Output every line below exactly.

Stored data
——————————

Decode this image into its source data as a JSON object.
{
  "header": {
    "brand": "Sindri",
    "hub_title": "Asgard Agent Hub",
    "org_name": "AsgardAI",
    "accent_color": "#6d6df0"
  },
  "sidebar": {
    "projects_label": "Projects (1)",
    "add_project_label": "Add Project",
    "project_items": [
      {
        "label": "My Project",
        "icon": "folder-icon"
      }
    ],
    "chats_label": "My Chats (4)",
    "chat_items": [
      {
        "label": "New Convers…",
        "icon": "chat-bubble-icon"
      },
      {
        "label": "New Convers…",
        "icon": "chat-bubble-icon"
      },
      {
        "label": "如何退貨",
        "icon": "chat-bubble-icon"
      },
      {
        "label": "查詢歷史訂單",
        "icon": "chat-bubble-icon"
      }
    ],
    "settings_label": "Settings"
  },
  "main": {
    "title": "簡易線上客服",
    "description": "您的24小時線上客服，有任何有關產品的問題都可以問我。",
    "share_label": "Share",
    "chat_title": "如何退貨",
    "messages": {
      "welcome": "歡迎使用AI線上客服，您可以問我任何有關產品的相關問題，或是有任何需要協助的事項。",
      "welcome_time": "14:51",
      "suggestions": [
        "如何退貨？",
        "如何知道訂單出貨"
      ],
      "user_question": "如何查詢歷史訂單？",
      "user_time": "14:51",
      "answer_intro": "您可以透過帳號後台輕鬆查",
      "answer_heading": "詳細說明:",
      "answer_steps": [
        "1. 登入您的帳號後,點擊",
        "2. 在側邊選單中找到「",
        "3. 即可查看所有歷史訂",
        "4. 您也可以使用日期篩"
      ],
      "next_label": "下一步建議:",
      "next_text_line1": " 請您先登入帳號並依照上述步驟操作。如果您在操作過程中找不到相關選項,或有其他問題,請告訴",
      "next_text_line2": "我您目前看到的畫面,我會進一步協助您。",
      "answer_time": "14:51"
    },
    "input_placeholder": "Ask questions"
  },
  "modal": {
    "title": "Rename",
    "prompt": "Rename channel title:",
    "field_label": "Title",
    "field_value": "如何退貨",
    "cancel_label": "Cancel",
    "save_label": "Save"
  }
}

——————————

**Exercise result**
Decode this image into its source data as a JSON object.
{
  "header": {
    "brand": "Sindri",
    "hub_title": "Asgard Agent Hub",
    "org_name": "AsgardAI",
    "accent_color": "#6d6df0"
  },
  "sidebar": {
    "projects_label": "Projects (1)",
    "add_project_label": "Add Project",
    "project_items": [
      {
        "label": "My Project",
        "icon": "folder-icon"
      }
    ],
    "chats_label": "My Chats (4)",
    "chat_items": [
      {
        "label": "New Convers…",
        "icon": "chat-bubble-icon"
      },
      {
        "label": "New Convers…",
        "icon": "chat-bubble-icon"
      },
      {
        "label": "如何退貨",
        "icon": "chat-bubble-icon"
      },
      {
        "label": "查詢歷史訂單",
        "icon": "chat-bubble-icon"
      }
    ],
    "settings_label": "Settings"
  },
  "main": {
    "title": "簡易線上客服",
    "description": "您的24小時線上客服，有任何有關產品的問題都可以問我。",
    "share_label": "Share",
    "chat_title": "如何退貨",
    "messages": {
      "welcome": "歡迎使用AI線上客服，您可以問我任何有關產品的相關問題，或是有任何需要協助的事項。",
      "welcome_time": "14:51",
      "suggestions": [
        "如何退貨？",
        "如何知道訂單出貨"
      ],
      "user_question": "如何查詢歷史訂單？",
      "user_time": "14:51",
      "answer_intro": "您可以透過帳號後台輕鬆查",
      "answer_heading": "詳細說明:",
      "answer_steps": [
        "1. 登入您的帳號後,點擊",
        "2. 在側邊選單中找到「",
        "3. 即可查看所有歷史訂",
        "4. 您也可以使用日期篩"
      ],
      "next_label": "下一步建議:",
      "next_text_line1": " 請您先登入帳號並依照上述步驟操作。如果您在操作過程中找不到相關選項,或有其他問題,請告訴",
      "next_text_line2": "我您目前看到的畫面,我會進一步協助您。",
      "answer_time": "14:51"
    },
    "input_placeholder": "Ask questions"
  },
  "modal": {
    "title": "Rename",
    "prompt": "Rename channel title:",
    "field_label": "Title",
    "field_value": "如何退貨",
    "cancel_label": "Cancel",
    "save_label": "Save"
  }
}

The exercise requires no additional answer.